*Problem to solve*: In the lines below, substitute "Microsoft Azure" for every occurrence of "Windows Azure" and leave all other text unchanged.

-- start of Supplied records --

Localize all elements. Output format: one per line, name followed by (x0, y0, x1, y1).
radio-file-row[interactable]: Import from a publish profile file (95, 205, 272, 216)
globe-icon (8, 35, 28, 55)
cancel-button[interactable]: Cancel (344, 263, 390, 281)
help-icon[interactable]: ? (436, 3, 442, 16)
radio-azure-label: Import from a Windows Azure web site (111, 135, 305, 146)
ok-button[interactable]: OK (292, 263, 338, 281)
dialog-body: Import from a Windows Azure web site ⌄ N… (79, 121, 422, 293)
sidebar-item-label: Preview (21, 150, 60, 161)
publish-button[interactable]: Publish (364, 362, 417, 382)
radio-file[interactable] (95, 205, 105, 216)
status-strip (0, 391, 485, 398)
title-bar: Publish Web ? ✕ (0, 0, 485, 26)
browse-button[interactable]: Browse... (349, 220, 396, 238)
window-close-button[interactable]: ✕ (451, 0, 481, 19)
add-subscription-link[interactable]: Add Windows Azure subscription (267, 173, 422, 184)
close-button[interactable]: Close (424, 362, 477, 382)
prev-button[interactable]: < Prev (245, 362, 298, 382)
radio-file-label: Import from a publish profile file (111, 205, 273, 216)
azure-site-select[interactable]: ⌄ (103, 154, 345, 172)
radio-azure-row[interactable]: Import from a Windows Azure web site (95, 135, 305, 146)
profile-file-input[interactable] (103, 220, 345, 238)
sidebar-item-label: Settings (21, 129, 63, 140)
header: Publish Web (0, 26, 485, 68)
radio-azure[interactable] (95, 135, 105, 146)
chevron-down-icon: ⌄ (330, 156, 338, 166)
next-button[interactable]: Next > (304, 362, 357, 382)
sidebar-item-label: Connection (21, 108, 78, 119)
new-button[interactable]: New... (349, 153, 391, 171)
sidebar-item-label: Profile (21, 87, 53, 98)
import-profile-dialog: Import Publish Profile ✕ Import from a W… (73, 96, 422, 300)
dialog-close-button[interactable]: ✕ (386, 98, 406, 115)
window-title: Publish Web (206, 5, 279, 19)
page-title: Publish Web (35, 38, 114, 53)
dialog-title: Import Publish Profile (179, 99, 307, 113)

-- end of Supplied records --

*Answer to this exercise*:
Localize all elements. Output format: one per line, name followed by (x0, y0, x1, y1).
radio-file-row[interactable]: Import from a publish profile file (95, 205, 272, 216)
globe-icon (8, 35, 28, 55)
cancel-button[interactable]: Cancel (344, 263, 390, 281)
help-icon[interactable]: ? (436, 3, 442, 16)
radio-azure-label: Import from a Microsoft Azure web site (111, 135, 305, 146)
ok-button[interactable]: OK (292, 263, 338, 281)
dialog-body: Import from a Microsoft Azure web site ⌄ N… (79, 121, 422, 293)
sidebar-item-label: Preview (21, 150, 60, 161)
publish-button[interactable]: Publish (364, 362, 417, 382)
radio-file[interactable] (95, 205, 105, 216)
status-strip (0, 391, 485, 398)
title-bar: Publish Web ? ✕ (0, 0, 485, 26)
browse-button[interactable]: Browse... (349, 220, 396, 238)
window-close-button[interactable]: ✕ (451, 0, 481, 19)
add-subscription-link[interactable]: Add Microsoft Azure subscription (267, 173, 422, 184)
close-button[interactable]: Close (424, 362, 477, 382)
prev-button[interactable]: < Prev (245, 362, 298, 382)
radio-file-label: Import from a publish profile file (111, 205, 273, 216)
azure-site-select[interactable]: ⌄ (103, 154, 345, 172)
radio-azure-row[interactable]: Import from a Microsoft Azure web site (95, 135, 305, 146)
profile-file-input[interactable] (103, 220, 345, 238)
sidebar-item-label: Settings (21, 129, 63, 140)
header: Publish Web (0, 26, 485, 68)
radio-azure[interactable] (95, 135, 105, 146)
chevron-down-icon: ⌄ (330, 156, 338, 166)
next-button[interactable]: Next > (304, 362, 357, 382)
sidebar-item-label: Connection (21, 108, 78, 119)
new-button[interactable]: New... (349, 153, 391, 171)
sidebar-item-label: Profile (21, 87, 53, 98)
import-profile-dialog: Import Publish Profile ✕ Import from a W… (73, 96, 422, 300)
dialog-close-button[interactable]: ✕ (386, 98, 406, 115)
window-title: Publish Web (206, 5, 279, 19)
page-title: Publish Web (35, 38, 114, 53)
dialog-title: Import Publish Profile (179, 99, 307, 113)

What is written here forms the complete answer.